**** Provided material ****

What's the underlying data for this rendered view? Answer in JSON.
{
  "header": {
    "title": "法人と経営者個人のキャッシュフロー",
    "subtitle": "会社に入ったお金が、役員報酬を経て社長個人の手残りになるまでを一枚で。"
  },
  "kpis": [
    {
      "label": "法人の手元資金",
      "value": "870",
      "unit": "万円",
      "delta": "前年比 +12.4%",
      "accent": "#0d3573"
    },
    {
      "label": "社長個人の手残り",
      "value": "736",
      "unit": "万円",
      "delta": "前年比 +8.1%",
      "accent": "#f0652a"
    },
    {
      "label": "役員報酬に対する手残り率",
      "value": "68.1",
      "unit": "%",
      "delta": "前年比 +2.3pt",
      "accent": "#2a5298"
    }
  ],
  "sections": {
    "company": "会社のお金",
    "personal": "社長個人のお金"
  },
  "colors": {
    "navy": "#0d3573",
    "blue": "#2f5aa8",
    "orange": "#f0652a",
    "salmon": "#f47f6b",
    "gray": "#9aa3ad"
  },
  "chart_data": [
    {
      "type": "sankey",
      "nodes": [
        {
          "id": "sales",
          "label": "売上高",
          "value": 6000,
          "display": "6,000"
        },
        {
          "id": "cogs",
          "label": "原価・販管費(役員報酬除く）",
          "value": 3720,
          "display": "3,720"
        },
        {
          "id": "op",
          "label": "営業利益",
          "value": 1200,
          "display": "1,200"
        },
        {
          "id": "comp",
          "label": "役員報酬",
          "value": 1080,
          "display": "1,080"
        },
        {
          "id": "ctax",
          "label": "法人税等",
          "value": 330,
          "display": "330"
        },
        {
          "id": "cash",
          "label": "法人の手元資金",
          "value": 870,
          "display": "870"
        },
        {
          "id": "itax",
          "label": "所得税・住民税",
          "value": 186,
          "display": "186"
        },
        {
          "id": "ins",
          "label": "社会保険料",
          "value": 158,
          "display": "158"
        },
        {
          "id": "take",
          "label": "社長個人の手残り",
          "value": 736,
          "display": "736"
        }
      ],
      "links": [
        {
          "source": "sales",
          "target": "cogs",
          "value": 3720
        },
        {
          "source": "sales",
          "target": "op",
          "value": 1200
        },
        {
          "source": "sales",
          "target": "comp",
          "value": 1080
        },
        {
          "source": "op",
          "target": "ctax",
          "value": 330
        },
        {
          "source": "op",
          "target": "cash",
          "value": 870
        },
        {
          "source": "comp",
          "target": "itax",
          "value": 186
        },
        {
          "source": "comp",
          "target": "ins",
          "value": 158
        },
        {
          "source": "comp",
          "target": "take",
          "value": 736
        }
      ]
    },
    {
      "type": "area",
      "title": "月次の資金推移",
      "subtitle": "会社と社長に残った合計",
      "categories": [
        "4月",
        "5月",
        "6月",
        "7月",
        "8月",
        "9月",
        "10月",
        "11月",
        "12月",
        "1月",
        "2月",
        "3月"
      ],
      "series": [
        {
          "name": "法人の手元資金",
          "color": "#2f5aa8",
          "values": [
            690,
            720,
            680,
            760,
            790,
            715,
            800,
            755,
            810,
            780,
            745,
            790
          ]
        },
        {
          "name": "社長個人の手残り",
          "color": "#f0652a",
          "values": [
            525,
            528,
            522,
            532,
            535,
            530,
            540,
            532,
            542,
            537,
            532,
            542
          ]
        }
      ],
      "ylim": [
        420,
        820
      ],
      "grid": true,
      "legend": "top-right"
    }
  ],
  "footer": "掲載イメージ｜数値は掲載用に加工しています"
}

****

### Task to carry out
Of the lines in the material, how many include "display"? Respond with the number alone.

### The response
9